* **Required task**:
Identify the lines holding "طاسی" and copy them.

* **Information given**:
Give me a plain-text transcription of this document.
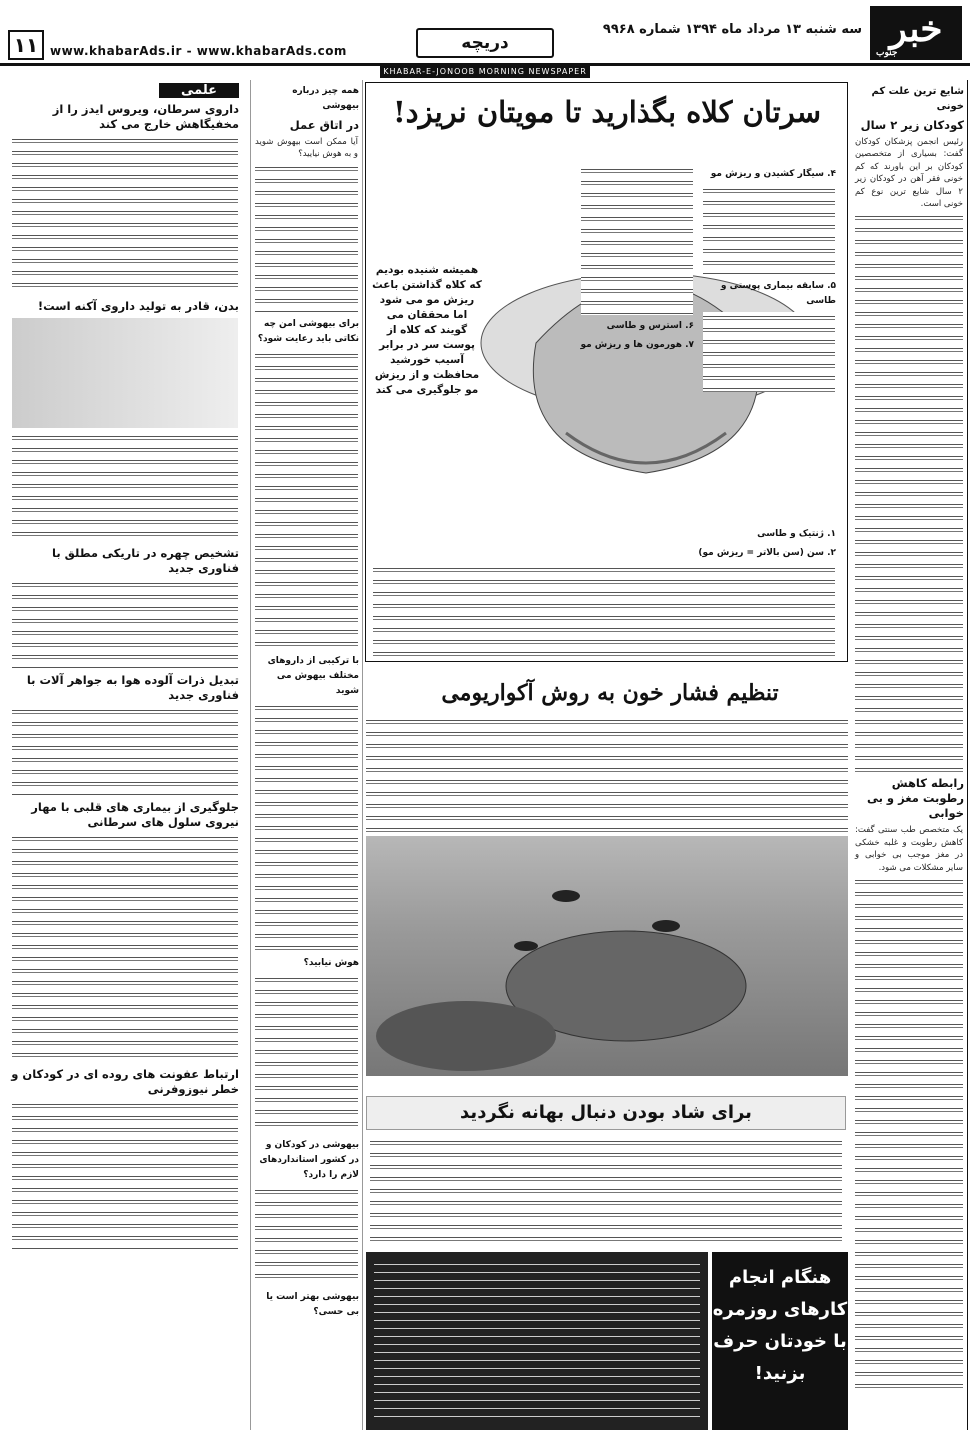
خبر
جنوب
سه شنبه ۱۳ مرداد ماه ۱۳۹۴ شماره ۹۹۶۸
دریچه
www.khabarAds.ir - www.khabarAds.com
۱۱
KHABAR-E-JONOOB MORNING NEWSPAPER
شایع ترین علت کم خونی
کودکان زیر ۲ سال
رئیس انجمن پزشکان کودکان گفت: بسیاری از متخصصین کودکان بر این باورند که کم خونی فقر آهن در کودکان زیر ۲ سال شایع ترین نوع کم خونی است.
رابطه کاهش رطوبت مغز و بی خوابی
یک متخصص طب سنتی گفت: کاهش رطوبت و غلبه خشکی در مغز موجب بی خوابی و سایر مشکلات می شود.
سرتان کلاه بگذارید تا مویتان نریزد!
همیشه شنیده بودیم که کلاه گذاشتن باعث ریزش مو می شود اما محققان می گویند که کلاه از پوست سر در برابر آسیب خورشید محافظت و از ریزش مو جلوگیری می کند
۴. سیگار کشیدن و ریزش مو
۵. سابقه بیماری پوستی و طاسی
۶. استرس و طاسی
۷. هورمون ها و ریزش مو
۱. ژنتیک و طاسی
۲. سن (سن بالاتر = ریزش مو)
تنظیم فشار خون به روش آکواریومی
برای شاد بودن دنبال بهانه نگردید
هنگام انجام کارهای روزمره با خودتان حرف بزنید!
همه چیز درباره بیهوشی
در اتاق عمل
آیا ممکن است بیهوش شوید و به هوش نیایید؟
برای بیهوشی امن چه نکاتی باید رعایت شود؟
با ترکیبی از داروهای مختلف بیهوش می شوید
هوش نیابید؟
بیهوشی در کودکان و در کشور استانداردهای لازم را دارد؟
بیهوشی بهتر است یا بی حسی؟
علمی
داروی سرطان، ویروس ایدز را از مخفیگاهش خارج می کند
بدن، قادر به تولید داروی آکنه است!
تشخیص چهره در تاریکی مطلق با فناوری جدید
تبدیل ذرات آلوده هوا به جواهر آلات با فناوری جدید
جلوگیری از بیماری های قلبی با مهار نیروی سلول های سرطانی
ارتباط عفونت های روده ای در کودکان و خطر نیوزوفرنی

* **Answer below**:
۵. سابقه بیماری پوستی و طاسی
۶. استرس و طاسی
۱. ژنتیک و طاسی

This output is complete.